Records from a dataset:
######

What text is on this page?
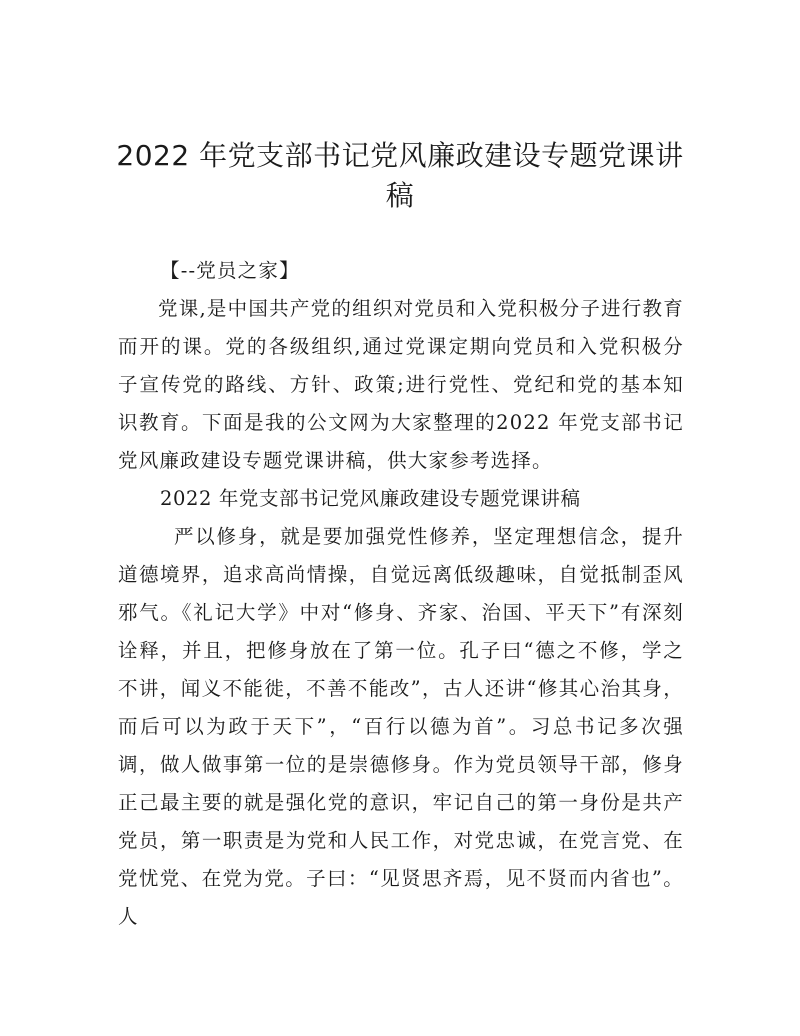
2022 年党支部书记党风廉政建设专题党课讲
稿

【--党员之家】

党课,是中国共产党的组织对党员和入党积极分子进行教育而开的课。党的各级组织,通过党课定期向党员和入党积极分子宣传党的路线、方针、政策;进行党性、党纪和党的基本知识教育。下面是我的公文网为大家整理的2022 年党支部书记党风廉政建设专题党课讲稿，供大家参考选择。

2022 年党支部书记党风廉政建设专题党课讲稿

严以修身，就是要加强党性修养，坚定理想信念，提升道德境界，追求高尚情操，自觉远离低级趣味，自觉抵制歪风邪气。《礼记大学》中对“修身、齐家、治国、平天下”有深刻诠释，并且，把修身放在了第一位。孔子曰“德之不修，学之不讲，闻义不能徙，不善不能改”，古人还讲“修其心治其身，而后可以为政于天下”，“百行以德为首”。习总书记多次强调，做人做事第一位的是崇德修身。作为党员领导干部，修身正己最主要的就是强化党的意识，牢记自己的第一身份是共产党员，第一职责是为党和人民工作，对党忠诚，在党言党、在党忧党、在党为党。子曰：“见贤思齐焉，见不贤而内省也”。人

######

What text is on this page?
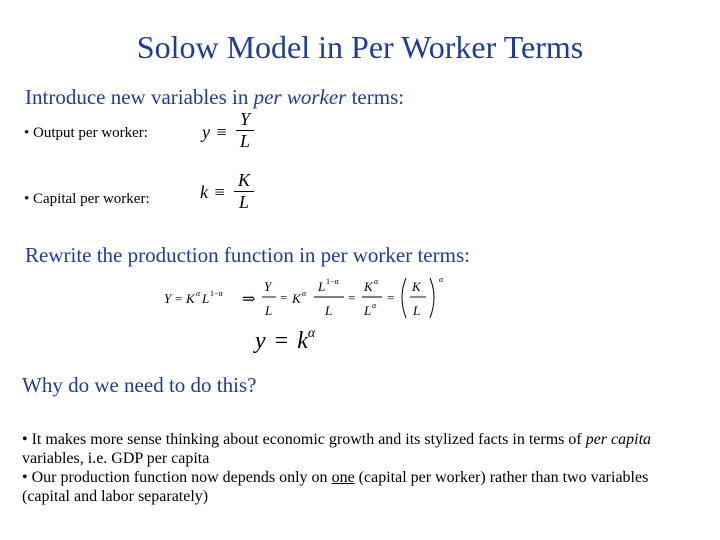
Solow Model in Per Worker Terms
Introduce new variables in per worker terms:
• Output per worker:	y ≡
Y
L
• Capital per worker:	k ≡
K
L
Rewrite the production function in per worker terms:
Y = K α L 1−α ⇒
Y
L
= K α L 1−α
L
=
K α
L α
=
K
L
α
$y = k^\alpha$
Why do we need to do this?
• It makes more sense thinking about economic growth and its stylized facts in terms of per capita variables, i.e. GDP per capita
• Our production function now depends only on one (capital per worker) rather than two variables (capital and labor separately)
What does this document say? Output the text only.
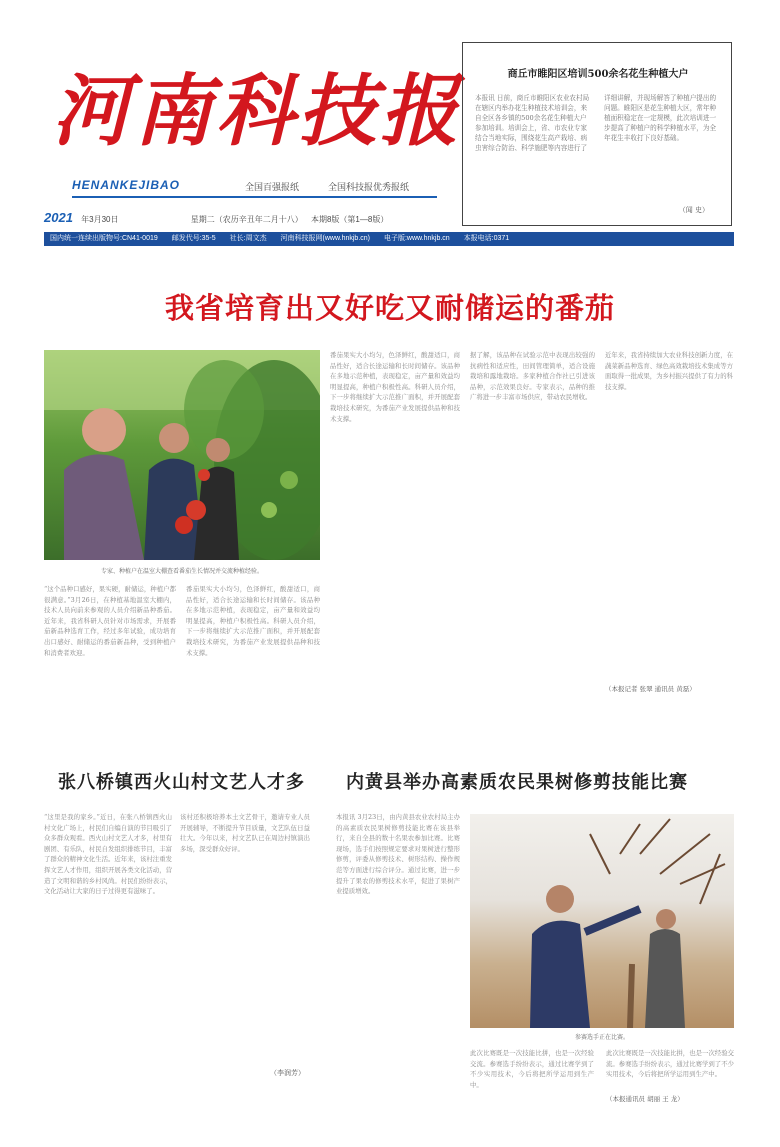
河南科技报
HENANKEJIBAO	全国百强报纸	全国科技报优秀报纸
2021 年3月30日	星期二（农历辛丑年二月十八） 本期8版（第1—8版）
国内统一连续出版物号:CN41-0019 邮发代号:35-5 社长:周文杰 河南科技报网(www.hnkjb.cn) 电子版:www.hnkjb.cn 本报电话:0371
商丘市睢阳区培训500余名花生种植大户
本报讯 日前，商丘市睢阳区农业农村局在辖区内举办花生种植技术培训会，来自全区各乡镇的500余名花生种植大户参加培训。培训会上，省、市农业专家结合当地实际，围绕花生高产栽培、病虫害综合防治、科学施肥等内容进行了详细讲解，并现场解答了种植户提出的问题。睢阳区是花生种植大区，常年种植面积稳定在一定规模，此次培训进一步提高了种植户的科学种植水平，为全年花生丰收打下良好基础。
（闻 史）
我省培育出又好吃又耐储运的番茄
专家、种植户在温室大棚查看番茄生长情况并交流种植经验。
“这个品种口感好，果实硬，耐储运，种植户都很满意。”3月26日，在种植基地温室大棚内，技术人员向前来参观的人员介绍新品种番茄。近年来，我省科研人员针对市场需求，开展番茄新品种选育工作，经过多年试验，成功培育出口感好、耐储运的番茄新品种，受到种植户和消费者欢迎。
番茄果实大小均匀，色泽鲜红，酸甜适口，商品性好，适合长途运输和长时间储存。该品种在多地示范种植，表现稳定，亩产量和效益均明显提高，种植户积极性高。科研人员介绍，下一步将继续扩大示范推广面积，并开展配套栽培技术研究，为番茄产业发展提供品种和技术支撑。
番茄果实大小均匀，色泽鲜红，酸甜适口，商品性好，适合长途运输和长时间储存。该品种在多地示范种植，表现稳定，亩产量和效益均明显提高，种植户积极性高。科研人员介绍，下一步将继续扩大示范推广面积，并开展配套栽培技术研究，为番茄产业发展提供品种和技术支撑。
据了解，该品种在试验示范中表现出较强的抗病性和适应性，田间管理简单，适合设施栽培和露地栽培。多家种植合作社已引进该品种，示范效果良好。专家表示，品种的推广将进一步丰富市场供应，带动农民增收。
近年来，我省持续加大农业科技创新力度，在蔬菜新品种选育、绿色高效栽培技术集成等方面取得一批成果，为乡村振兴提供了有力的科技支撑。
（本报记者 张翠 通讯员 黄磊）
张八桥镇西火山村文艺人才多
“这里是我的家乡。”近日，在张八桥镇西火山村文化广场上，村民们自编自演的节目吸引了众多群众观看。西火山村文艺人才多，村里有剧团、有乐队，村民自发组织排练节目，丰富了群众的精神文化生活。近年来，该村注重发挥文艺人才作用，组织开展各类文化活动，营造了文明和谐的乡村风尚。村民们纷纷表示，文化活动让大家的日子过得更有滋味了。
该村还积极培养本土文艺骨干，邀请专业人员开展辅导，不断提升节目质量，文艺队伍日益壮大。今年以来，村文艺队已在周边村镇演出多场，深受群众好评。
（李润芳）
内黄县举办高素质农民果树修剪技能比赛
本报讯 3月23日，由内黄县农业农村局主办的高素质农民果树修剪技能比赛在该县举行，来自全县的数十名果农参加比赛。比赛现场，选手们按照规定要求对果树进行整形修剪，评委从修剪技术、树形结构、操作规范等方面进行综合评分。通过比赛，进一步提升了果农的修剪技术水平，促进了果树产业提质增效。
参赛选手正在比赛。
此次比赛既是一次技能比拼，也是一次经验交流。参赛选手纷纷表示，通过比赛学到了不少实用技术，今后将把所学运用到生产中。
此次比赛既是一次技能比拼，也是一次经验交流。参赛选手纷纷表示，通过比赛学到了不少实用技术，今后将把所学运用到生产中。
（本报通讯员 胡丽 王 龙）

######

WHAT TO PRODUCE:
Which lines hold the string "production"? List them all.

RESPONSE:
Rewrite the production function in per worker terms:
• Our production function now depends only on one (capital per worker) rather than two variables (capital and labor separately)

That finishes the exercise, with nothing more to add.